**Exercise details:**
Images are not part of the copy; transcribe all the data exactly.

**Stored data:**
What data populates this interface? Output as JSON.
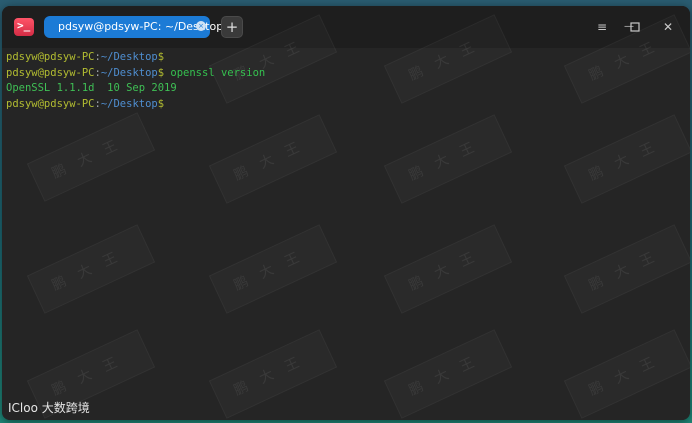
{
  "titlebar": {
    "app_icon_glyph": ">_",
    "tab_title": "pdsyw@pdsyw-PC: ~/Desktop",
    "tab_close_glyph": "×",
    "new_tab_glyph": "+",
    "menu_glyph": "≡",
    "minimize_glyph": "—",
    "maximize_glyph": "☐",
    "close_glyph": "✕"
  },
  "terminal": {
    "lines": [
      {
        "user": "pdsyw@pdsyw-PC",
        "sep": ":",
        "path": "~/Desktop",
        "dollar": "$",
        "cmd": ""
      },
      {
        "user": "pdsyw@pdsyw-PC",
        "sep": ":",
        "path": "~/Desktop",
        "dollar": "$",
        "cmd": " openssl version"
      },
      {
        "output": "OpenSSL 1.1.1d  10 Sep 2019"
      },
      {
        "user": "pdsyw@pdsyw-PC",
        "sep": ":",
        "path": "~/Desktop",
        "dollar": "$",
        "cmd": ""
      }
    ]
  },
  "watermark": {
    "text": "鹏大王"
  },
  "corner_logo": {
    "text": "ICloo 大数跨境"
  },
  "colors": {
    "prompt_user": "#b2bc31",
    "prompt_path": "#4f8ed0",
    "command": "#35c04f",
    "tab_active": "#1c7bd6",
    "app_icon": "#e53a52"
  }
}
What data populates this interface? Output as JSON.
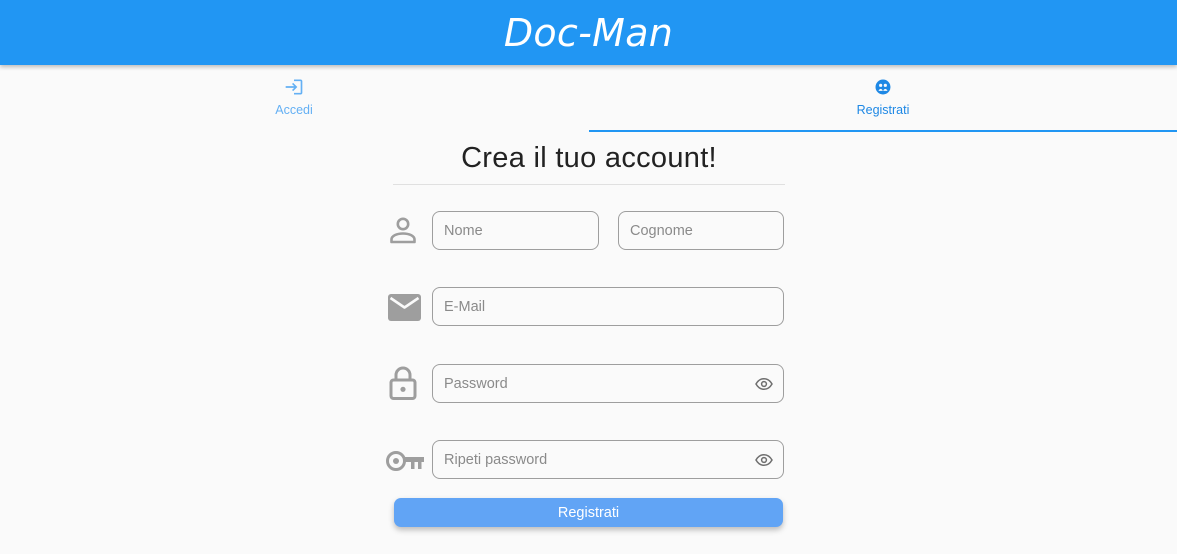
{
  "app": {
    "title": "Doc-Man"
  },
  "tabs": [
    {
      "label": "Accedi",
      "icon": "login-icon",
      "active": false
    },
    {
      "label": "Registrati",
      "icon": "register-icon",
      "active": true
    }
  ],
  "form": {
    "heading": "Crea il tuo account!",
    "first_name": {
      "placeholder": "Nome",
      "value": ""
    },
    "last_name": {
      "placeholder": "Cognome",
      "value": ""
    },
    "email": {
      "placeholder": "E-Mail",
      "value": ""
    },
    "password": {
      "placeholder": "Password",
      "value": ""
    },
    "repeat_password": {
      "placeholder": "Ripeti password",
      "value": ""
    },
    "submit_label": "Registrati"
  },
  "icons": {
    "person": "person-icon",
    "mail": "mail-icon",
    "lock": "lock-icon",
    "key": "key-icon",
    "eye": "eye-icon"
  },
  "colors": {
    "appbar": "#2196f3",
    "accent": "#1e88e5",
    "button": "#61a4f5",
    "icon_gray": "#9e9e9e"
  }
}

**The completed task:**
What data populates this interface? Output as JSON.
{
  "titlebar": {
    "app_icon_glyph": ">_",
    "tab_title": "pdsyw@pdsyw-PC: ~/Desktop",
    "tab_close_glyph": "×",
    "new_tab_glyph": "+",
    "menu_glyph": "≡",
    "minimize_glyph": "—",
    "maximize_glyph": "☐",
    "close_glyph": "✕"
  },
  "terminal": {
    "lines": [
      {
        "user": "pdsyw@pdsyw-PC",
        "sep": ":",
        "path": "~/Desktop",
        "dollar": "$",
        "cmd": ""
      },
      {
        "user": "pdsyw@pdsyw-PC",
        "sep": ":",
        "path": "~/Desktop",
        "dollar": "$",
        "cmd": " openssl version"
      },
      {
        "output": "OpenSSL 1.1.1d  10 Sep 2019"
      },
      {
        "user": "pdsyw@pdsyw-PC",
        "sep": ":",
        "path": "~/Desktop",
        "dollar": "$",
        "cmd": ""
      }
    ]
  },
  "watermark": {
    "text": "鹏大王"
  },
  "corner_logo": {
    "text": "ICloo 大数跨境"
  },
  "colors": {
    "prompt_user": "#b2bc31",
    "prompt_path": "#4f8ed0",
    "command": "#35c04f",
    "tab_active": "#1c7bd6",
    "app_icon": "#e53a52"
  }
}
What data populates this interface? Output as JSON.
{
  "app": {
    "title": "Doc-Man"
  },
  "tabs": [
    {
      "label": "Accedi",
      "icon": "login-icon",
      "active": false
    },
    {
      "label": "Registrati",
      "icon": "register-icon",
      "active": true
    }
  ],
  "form": {
    "heading": "Crea il tuo account!",
    "first_name": {
      "placeholder": "Nome",
      "value": ""
    },
    "last_name": {
      "placeholder": "Cognome",
      "value": ""
    },
    "email": {
      "placeholder": "E-Mail",
      "value": ""
    },
    "password": {
      "placeholder": "Password",
      "value": ""
    },
    "repeat_password": {
      "placeholder": "Ripeti password",
      "value": ""
    },
    "submit_label": "Registrati"
  },
  "icons": {
    "person": "person-icon",
    "mail": "mail-icon",
    "lock": "lock-icon",
    "key": "key-icon",
    "eye": "eye-icon"
  },
  "colors": {
    "appbar": "#2196f3",
    "accent": "#1e88e5",
    "button": "#61a4f5",
    "icon_gray": "#9e9e9e"
  }
}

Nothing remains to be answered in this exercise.